INSTRUCTIONS FOR THE TASK: Pick every line from the data below that contains the string "rätten" and copy it.

DATA:

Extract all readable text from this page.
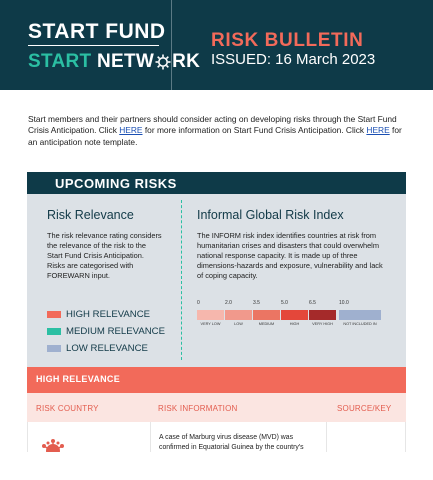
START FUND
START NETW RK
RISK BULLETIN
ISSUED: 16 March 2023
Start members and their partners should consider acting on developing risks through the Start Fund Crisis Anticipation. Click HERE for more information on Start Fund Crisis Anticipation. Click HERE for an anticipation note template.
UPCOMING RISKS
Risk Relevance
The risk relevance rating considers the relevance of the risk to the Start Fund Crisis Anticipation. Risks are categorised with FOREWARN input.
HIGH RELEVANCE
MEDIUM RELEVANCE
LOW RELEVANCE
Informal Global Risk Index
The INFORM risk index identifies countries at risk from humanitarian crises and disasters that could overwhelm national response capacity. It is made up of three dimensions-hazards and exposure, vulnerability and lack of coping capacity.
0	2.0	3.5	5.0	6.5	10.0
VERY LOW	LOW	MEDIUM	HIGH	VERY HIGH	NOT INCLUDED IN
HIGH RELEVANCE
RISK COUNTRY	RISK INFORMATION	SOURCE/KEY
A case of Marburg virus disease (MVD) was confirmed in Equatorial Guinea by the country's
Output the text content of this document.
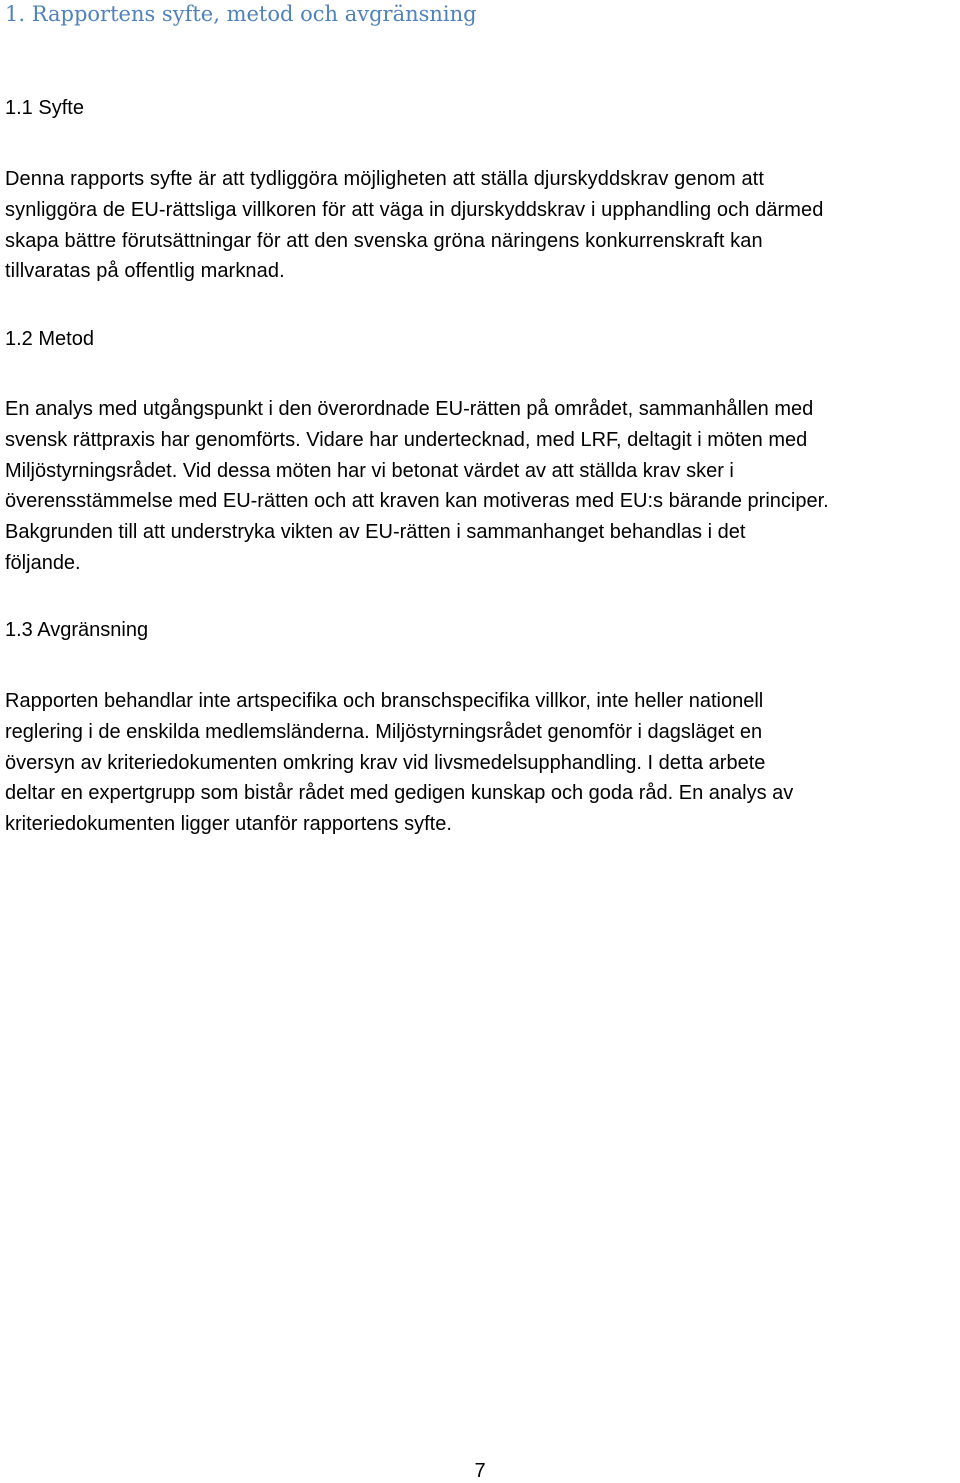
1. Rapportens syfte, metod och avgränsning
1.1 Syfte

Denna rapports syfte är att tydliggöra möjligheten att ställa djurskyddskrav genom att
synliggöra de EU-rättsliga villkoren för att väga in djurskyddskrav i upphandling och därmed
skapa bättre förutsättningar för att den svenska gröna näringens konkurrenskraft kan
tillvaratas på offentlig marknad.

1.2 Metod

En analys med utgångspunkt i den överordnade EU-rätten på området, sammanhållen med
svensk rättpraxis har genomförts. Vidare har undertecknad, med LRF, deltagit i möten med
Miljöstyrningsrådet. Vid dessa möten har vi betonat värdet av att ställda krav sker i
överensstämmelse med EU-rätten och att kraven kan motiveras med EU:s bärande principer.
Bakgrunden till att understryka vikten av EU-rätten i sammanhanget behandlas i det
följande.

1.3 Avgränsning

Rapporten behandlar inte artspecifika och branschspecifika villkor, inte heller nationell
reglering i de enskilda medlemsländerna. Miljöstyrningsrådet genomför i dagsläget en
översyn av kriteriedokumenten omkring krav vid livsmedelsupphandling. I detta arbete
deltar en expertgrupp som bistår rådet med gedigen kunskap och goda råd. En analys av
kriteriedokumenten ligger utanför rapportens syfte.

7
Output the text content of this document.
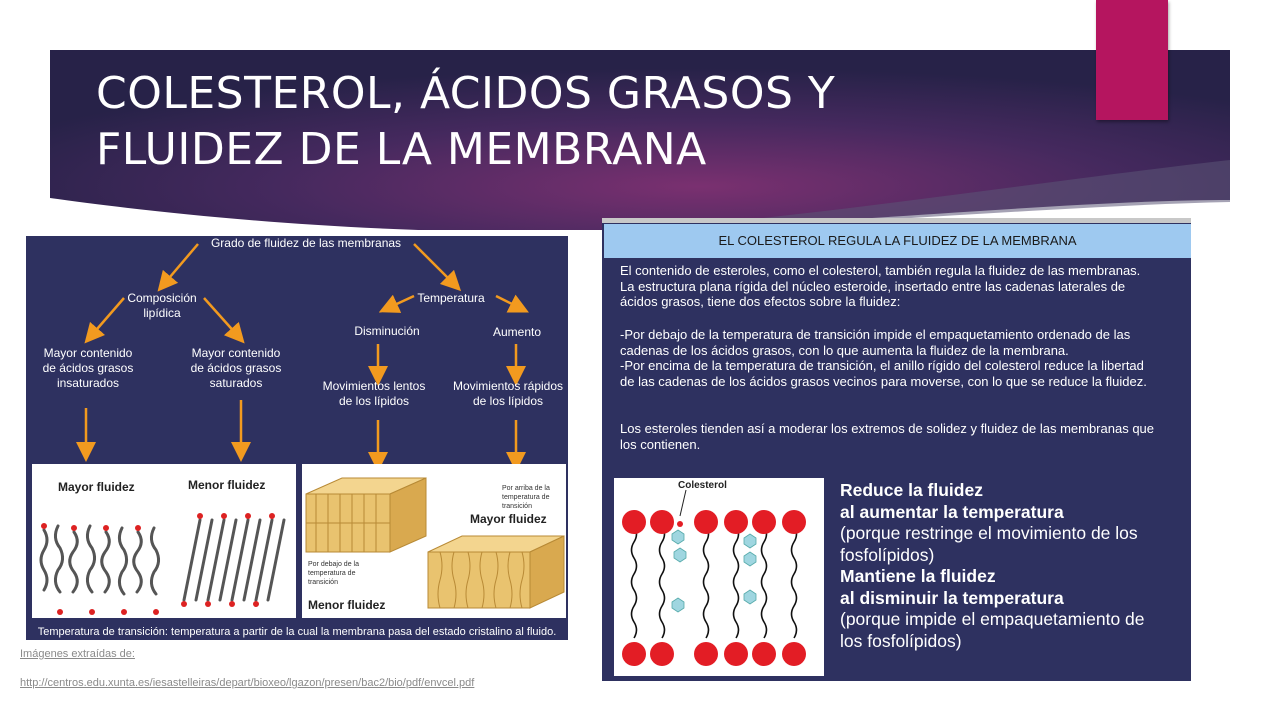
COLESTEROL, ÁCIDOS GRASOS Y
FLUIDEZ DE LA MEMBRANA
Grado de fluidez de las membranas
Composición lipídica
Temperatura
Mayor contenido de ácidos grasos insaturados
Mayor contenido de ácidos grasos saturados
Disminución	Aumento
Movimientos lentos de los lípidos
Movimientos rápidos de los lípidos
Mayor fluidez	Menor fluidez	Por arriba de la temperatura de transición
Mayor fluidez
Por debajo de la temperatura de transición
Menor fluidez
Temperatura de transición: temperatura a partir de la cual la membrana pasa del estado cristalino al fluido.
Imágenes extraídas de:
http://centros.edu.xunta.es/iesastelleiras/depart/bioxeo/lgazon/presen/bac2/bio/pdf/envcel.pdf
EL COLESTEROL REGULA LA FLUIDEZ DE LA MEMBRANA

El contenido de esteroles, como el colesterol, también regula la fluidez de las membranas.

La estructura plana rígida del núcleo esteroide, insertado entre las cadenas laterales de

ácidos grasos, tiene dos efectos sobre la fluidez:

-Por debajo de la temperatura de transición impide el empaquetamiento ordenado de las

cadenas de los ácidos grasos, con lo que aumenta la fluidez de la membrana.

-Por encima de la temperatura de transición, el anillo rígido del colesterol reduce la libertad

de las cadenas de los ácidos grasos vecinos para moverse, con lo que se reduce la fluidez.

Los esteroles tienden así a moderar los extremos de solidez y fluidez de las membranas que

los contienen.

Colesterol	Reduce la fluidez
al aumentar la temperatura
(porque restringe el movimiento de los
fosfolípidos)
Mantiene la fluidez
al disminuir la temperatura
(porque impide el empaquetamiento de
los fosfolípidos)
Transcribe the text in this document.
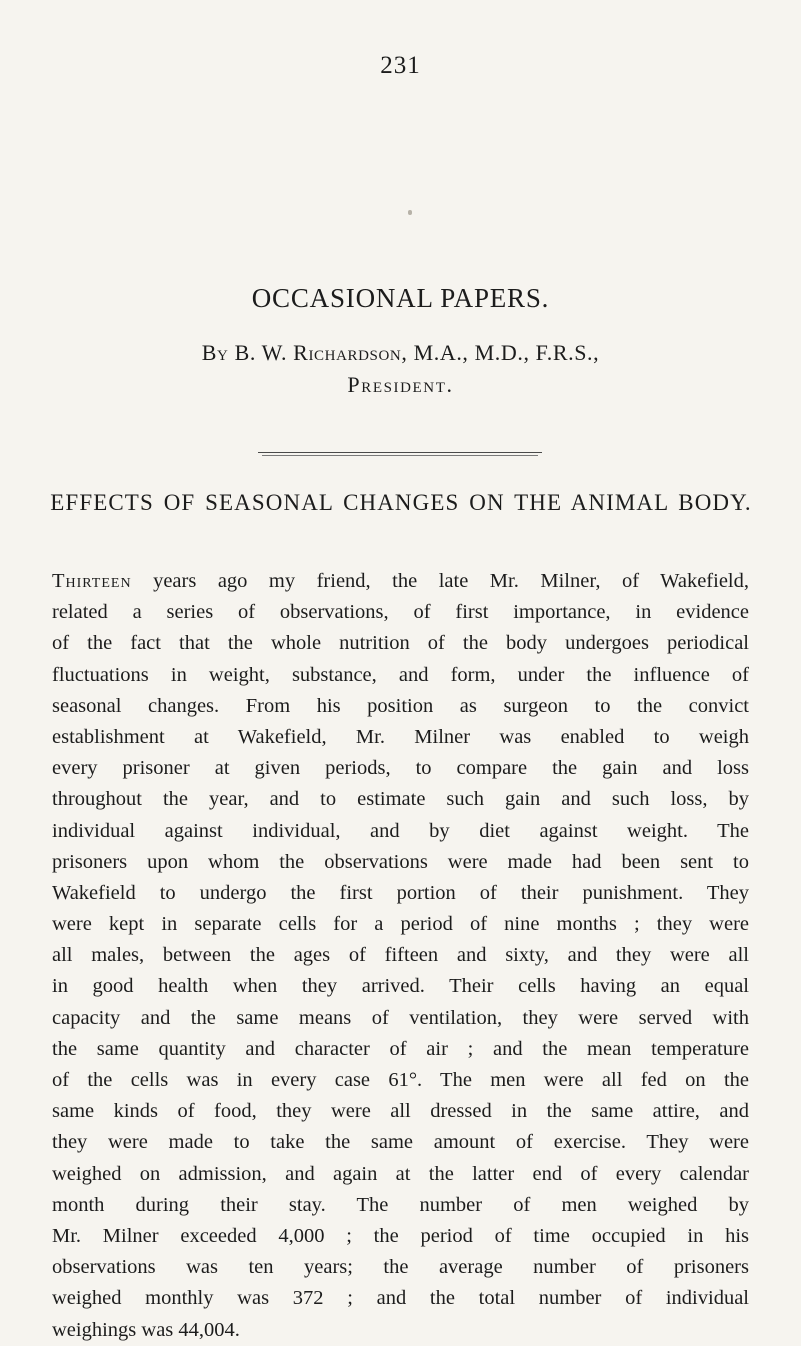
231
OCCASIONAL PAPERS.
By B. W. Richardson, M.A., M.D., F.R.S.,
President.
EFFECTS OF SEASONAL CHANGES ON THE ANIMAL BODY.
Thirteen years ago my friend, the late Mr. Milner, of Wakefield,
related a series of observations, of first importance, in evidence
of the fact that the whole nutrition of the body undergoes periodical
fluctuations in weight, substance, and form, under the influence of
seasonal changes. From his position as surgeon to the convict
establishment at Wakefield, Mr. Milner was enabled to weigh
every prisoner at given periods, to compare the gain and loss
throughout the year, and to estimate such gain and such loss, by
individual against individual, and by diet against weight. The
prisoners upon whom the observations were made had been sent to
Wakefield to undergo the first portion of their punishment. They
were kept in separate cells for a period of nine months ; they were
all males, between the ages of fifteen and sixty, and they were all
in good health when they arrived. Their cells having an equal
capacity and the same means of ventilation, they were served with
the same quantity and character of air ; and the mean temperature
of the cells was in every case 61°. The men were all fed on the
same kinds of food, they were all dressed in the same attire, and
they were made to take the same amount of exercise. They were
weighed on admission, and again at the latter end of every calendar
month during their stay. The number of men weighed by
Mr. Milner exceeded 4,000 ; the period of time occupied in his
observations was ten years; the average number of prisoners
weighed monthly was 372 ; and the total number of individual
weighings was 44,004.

ANSWER SPACE:
En analys med utgångspunkt i den överordnade EU-rätten på området, sammanhållen med
överensstämmelse med EU-rätten och att kraven kan motiveras med EU:s bärande principer.
Bakgrunden till att understryka vikten av EU-rätten i sammanhanget behandlas i det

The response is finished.